Supplied material —
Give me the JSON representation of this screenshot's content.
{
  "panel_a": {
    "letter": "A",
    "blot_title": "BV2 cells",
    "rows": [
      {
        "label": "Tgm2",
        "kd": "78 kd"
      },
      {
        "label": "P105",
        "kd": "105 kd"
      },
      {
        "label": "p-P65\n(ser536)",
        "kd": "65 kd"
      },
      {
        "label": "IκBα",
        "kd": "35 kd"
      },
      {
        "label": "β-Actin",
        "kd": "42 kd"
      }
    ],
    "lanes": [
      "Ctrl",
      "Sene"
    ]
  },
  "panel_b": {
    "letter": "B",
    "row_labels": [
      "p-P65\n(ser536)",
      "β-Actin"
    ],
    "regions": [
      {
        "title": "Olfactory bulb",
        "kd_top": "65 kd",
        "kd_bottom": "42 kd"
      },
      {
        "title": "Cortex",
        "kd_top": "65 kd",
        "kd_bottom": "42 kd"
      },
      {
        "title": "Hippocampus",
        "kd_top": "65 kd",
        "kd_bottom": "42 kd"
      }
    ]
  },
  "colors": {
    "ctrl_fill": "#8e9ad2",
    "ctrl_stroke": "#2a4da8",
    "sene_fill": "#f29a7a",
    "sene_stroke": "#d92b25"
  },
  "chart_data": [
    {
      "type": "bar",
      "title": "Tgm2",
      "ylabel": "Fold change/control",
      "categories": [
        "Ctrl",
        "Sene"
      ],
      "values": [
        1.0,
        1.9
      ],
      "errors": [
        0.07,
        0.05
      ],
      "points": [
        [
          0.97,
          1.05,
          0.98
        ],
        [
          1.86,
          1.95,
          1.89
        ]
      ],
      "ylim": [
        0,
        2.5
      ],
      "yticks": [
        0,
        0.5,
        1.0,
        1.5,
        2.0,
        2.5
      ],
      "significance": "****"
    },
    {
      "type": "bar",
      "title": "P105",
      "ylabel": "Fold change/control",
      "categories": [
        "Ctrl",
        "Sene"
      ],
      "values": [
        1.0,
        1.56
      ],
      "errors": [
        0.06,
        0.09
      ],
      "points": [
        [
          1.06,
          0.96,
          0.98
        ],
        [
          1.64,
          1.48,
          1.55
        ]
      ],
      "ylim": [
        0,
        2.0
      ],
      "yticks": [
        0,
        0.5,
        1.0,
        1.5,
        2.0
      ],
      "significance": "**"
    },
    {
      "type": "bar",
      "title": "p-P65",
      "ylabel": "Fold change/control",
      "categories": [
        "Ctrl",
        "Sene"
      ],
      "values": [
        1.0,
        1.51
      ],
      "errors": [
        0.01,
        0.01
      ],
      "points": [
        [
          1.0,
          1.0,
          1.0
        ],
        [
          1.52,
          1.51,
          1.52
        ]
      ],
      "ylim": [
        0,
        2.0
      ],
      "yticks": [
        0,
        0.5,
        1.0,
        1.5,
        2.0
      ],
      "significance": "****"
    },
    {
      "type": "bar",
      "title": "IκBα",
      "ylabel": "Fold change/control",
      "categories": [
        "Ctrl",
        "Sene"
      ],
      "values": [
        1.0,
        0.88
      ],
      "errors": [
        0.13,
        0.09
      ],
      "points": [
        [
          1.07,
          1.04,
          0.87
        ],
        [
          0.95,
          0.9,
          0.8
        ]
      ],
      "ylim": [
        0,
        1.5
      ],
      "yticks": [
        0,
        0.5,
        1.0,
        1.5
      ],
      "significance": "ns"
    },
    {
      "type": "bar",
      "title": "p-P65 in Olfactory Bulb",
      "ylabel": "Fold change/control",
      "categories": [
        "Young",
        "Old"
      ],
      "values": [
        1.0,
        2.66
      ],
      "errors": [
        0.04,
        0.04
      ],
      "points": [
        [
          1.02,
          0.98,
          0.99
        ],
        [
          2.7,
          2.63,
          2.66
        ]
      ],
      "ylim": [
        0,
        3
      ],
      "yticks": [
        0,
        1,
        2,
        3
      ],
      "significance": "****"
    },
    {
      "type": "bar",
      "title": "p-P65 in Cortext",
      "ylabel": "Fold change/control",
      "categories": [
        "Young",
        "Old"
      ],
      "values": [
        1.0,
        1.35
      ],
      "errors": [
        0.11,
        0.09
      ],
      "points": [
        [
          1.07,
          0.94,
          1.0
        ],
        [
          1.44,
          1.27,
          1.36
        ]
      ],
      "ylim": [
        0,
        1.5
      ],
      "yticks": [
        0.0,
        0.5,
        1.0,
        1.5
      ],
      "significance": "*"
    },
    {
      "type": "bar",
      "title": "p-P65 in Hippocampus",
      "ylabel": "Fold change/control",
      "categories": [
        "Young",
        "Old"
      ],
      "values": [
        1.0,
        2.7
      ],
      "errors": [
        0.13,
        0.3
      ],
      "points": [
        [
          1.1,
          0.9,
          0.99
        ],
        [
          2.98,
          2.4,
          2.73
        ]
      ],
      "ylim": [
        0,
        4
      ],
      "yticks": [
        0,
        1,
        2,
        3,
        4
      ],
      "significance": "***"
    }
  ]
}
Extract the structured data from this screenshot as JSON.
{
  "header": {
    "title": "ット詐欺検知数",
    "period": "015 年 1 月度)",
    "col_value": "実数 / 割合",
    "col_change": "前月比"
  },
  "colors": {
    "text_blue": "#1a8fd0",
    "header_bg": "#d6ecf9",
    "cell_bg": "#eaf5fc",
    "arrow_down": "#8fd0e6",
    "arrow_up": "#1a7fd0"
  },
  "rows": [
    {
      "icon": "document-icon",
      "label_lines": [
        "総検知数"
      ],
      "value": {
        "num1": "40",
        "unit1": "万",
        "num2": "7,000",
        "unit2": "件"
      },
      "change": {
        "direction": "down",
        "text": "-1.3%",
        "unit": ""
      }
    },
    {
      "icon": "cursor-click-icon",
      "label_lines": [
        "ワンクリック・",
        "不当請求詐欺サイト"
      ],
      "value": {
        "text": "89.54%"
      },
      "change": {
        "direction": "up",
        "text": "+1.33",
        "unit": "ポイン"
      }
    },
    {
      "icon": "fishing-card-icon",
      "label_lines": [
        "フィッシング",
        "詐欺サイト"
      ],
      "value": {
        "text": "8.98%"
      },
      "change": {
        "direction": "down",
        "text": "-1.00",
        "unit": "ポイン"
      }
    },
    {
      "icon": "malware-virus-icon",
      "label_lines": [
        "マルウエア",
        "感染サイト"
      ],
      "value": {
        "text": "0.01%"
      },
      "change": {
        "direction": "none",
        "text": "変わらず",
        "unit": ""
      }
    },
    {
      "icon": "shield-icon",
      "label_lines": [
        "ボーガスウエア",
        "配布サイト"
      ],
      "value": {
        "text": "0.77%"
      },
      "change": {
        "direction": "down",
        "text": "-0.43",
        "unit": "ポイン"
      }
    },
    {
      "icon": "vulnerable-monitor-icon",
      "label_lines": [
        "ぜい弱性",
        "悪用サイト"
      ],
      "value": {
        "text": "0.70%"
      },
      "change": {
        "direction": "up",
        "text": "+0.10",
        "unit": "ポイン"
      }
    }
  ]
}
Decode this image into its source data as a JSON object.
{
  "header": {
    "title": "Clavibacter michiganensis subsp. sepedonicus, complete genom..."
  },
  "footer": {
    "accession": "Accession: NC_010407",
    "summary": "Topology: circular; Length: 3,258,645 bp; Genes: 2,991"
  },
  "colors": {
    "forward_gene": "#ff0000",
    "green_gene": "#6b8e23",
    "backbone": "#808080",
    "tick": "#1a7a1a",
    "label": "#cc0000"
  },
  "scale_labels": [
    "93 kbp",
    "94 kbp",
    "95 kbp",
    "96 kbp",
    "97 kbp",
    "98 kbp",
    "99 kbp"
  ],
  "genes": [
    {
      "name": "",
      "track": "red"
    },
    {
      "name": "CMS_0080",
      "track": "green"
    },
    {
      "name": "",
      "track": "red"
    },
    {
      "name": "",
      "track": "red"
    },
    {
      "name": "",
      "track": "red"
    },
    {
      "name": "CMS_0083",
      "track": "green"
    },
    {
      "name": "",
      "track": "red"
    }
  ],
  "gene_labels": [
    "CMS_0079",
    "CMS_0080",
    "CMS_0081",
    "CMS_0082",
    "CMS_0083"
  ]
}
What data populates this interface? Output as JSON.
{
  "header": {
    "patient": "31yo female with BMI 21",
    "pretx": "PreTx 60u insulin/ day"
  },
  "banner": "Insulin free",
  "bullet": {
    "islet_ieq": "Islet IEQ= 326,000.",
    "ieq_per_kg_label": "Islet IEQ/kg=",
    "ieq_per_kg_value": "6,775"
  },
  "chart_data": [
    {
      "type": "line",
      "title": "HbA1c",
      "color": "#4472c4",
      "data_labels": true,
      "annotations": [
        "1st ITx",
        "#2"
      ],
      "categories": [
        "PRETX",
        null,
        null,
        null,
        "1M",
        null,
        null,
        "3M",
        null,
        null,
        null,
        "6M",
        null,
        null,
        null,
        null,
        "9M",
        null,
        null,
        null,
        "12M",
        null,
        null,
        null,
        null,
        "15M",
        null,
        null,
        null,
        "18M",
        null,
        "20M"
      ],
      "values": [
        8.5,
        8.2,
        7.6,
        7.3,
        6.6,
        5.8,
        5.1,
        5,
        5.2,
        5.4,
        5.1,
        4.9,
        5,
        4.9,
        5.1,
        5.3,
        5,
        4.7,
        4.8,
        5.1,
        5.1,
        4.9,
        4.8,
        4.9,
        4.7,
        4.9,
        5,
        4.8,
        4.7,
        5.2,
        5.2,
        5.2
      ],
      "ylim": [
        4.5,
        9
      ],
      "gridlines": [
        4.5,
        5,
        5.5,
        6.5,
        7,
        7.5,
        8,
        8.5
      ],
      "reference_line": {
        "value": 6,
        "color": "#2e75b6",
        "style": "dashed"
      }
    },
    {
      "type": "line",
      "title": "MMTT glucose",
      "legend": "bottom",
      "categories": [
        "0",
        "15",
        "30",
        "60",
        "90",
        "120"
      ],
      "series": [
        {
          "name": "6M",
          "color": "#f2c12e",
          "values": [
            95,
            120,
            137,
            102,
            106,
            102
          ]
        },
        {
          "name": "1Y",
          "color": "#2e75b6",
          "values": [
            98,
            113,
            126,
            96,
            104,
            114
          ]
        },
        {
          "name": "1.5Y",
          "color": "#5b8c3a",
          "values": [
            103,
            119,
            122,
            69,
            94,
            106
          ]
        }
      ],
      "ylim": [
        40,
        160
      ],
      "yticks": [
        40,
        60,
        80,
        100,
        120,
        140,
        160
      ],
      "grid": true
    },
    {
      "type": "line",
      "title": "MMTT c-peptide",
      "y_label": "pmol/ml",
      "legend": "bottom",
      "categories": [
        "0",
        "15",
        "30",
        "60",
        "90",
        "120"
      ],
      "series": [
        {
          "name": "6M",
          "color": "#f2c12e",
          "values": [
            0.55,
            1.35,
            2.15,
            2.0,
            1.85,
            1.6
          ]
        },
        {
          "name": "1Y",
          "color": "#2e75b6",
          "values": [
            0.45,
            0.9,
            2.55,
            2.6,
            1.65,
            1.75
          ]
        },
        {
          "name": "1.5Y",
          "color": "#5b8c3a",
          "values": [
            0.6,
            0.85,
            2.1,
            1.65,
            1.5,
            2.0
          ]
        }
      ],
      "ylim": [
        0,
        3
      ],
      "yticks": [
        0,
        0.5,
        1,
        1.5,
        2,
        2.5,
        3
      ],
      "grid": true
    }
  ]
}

The task — Each line in the listing where the word "icon" is found is to be copied.

Your solution —
      "icon": "document-icon",
      "icon": "cursor-click-icon",
      "icon": "fishing-card-icon",
      "icon": "malware-virus-icon",
      "icon": "shield-icon",
      "icon": "vulnerable-monitor-icon",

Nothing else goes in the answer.